** start of RECORDS FOR THE TASK **

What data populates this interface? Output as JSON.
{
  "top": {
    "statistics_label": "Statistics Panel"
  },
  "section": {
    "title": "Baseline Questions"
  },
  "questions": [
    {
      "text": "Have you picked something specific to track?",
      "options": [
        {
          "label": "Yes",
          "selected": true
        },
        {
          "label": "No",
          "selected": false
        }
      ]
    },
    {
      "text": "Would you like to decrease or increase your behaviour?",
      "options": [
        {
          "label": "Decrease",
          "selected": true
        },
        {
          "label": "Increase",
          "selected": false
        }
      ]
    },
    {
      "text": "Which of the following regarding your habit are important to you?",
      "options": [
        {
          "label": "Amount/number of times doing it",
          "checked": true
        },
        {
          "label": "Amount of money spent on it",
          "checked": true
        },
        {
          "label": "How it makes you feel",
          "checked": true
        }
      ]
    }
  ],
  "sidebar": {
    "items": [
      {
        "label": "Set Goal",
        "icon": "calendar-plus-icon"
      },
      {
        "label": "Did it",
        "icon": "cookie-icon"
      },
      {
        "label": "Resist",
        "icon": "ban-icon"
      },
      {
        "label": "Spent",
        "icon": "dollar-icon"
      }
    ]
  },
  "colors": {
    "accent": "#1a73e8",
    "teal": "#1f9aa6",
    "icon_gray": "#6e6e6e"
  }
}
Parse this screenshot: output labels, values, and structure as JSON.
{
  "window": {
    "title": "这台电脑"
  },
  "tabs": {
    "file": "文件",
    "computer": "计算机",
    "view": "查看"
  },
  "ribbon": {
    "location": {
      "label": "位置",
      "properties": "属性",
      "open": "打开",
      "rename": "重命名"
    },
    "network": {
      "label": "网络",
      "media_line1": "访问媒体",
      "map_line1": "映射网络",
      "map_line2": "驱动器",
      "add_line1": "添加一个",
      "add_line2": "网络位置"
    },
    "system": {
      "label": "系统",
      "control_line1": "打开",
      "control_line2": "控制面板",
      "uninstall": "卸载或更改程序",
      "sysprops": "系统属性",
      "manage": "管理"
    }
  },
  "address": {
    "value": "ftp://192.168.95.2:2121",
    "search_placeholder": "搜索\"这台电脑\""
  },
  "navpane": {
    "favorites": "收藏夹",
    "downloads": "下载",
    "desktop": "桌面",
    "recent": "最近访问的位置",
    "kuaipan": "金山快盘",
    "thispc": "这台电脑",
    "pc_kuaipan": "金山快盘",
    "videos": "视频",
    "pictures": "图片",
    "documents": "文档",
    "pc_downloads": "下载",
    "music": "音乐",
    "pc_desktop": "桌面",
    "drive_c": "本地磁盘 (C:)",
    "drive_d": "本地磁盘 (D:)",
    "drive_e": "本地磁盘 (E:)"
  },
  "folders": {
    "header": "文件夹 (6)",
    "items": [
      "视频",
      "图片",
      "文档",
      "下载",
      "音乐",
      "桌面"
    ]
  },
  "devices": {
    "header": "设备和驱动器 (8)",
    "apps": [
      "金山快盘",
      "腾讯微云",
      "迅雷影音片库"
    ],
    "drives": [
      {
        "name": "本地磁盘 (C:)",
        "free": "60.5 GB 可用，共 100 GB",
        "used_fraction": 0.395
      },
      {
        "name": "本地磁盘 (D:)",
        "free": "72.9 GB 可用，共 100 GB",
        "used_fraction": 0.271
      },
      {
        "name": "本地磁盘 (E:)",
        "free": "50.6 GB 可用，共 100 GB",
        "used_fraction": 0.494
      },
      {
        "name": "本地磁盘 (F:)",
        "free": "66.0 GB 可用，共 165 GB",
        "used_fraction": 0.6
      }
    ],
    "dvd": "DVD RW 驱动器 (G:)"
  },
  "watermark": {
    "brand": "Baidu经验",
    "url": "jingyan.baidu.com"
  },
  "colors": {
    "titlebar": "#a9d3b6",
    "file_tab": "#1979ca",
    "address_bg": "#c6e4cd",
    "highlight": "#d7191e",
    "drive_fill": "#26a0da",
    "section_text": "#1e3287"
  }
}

** end of RECORDS FOR THE TASK **

_PROBLEM TO SOLVE_
Exactly reproduce every line of the records.

_ANSWER IN FULL_
What data populates this interface? Output as JSON.
{
  "top": {
    "statistics_label": "Statistics Panel"
  },
  "section": {
    "title": "Baseline Questions"
  },
  "questions": [
    {
      "text": "Have you picked something specific to track?",
      "options": [
        {
          "label": "Yes",
          "selected": true
        },
        {
          "label": "No",
          "selected": false
        }
      ]
    },
    {
      "text": "Would you like to decrease or increase your behaviour?",
      "options": [
        {
          "label": "Decrease",
          "selected": true
        },
        {
          "label": "Increase",
          "selected": false
        }
      ]
    },
    {
      "text": "Which of the following regarding your habit are important to you?",
      "options": [
        {
          "label": "Amount/number of times doing it",
          "checked": true
        },
        {
          "label": "Amount of money spent on it",
          "checked": true
        },
        {
          "label": "How it makes you feel",
          "checked": true
        }
      ]
    }
  ],
  "sidebar": {
    "items": [
      {
        "label": "Set Goal",
        "icon": "calendar-plus-icon"
      },
      {
        "label": "Did it",
        "icon": "cookie-icon"
      },
      {
        "label": "Resist",
        "icon": "ban-icon"
      },
      {
        "label": "Spent",
        "icon": "dollar-icon"
      }
    ]
  },
  "colors": {
    "accent": "#1a73e8",
    "teal": "#1f9aa6",
    "icon_gray": "#6e6e6e"
  }
}
Parse this screenshot: output labels, values, and structure as JSON.
{
  "window": {
    "title": "这台电脑"
  },
  "tabs": {
    "file": "文件",
    "computer": "计算机",
    "view": "查看"
  },
  "ribbon": {
    "location": {
      "label": "位置",
      "properties": "属性",
      "open": "打开",
      "rename": "重命名"
    },
    "network": {
      "label": "网络",
      "media_line1": "访问媒体",
      "map_line1": "映射网络",
      "map_line2": "驱动器",
      "add_line1": "添加一个",
      "add_line2": "网络位置"
    },
    "system": {
      "label": "系统",
      "control_line1": "打开",
      "control_line2": "控制面板",
      "uninstall": "卸载或更改程序",
      "sysprops": "系统属性",
      "manage": "管理"
    }
  },
  "address": {
    "value": "ftp://192.168.95.2:2121",
    "search_placeholder": "搜索\"这台电脑\""
  },
  "navpane": {
    "favorites": "收藏夹",
    "downloads": "下载",
    "desktop": "桌面",
    "recent": "最近访问的位置",
    "kuaipan": "金山快盘",
    "thispc": "这台电脑",
    "pc_kuaipan": "金山快盘",
    "videos": "视频",
    "pictures": "图片",
    "documents": "文档",
    "pc_downloads": "下载",
    "music": "音乐",
    "pc_desktop": "桌面",
    "drive_c": "本地磁盘 (C:)",
    "drive_d": "本地磁盘 (D:)",
    "drive_e": "本地磁盘 (E:)"
  },
  "folders": {
    "header": "文件夹 (6)",
    "items": [
      "视频",
      "图片",
      "文档",
      "下载",
      "音乐",
      "桌面"
    ]
  },
  "devices": {
    "header": "设备和驱动器 (8)",
    "apps": [
      "金山快盘",
      "腾讯微云",
      "迅雷影音片库"
    ],
    "drives": [
      {
        "name": "本地磁盘 (C:)",
        "free": "60.5 GB 可用，共 100 GB",
        "used_fraction": 0.395
      },
      {
        "name": "本地磁盘 (D:)",
        "free": "72.9 GB 可用，共 100 GB",
        "used_fraction": 0.271
      },
      {
        "name": "本地磁盘 (E:)",
        "free": "50.6 GB 可用，共 100 GB",
        "used_fraction": 0.494
      },
      {
        "name": "本地磁盘 (F:)",
        "free": "66.0 GB 可用，共 165 GB",
        "used_fraction": 0.6
      }
    ],
    "dvd": "DVD RW 驱动器 (G:)"
  },
  "watermark": {
    "brand": "Baidu经验",
    "url": "jingyan.baidu.com"
  },
  "colors": {
    "titlebar": "#a9d3b6",
    "file_tab": "#1979ca",
    "address_bg": "#c6e4cd",
    "highlight": "#d7191e",
    "drive_fill": "#26a0da",
    "section_text": "#1e3287"
  }
}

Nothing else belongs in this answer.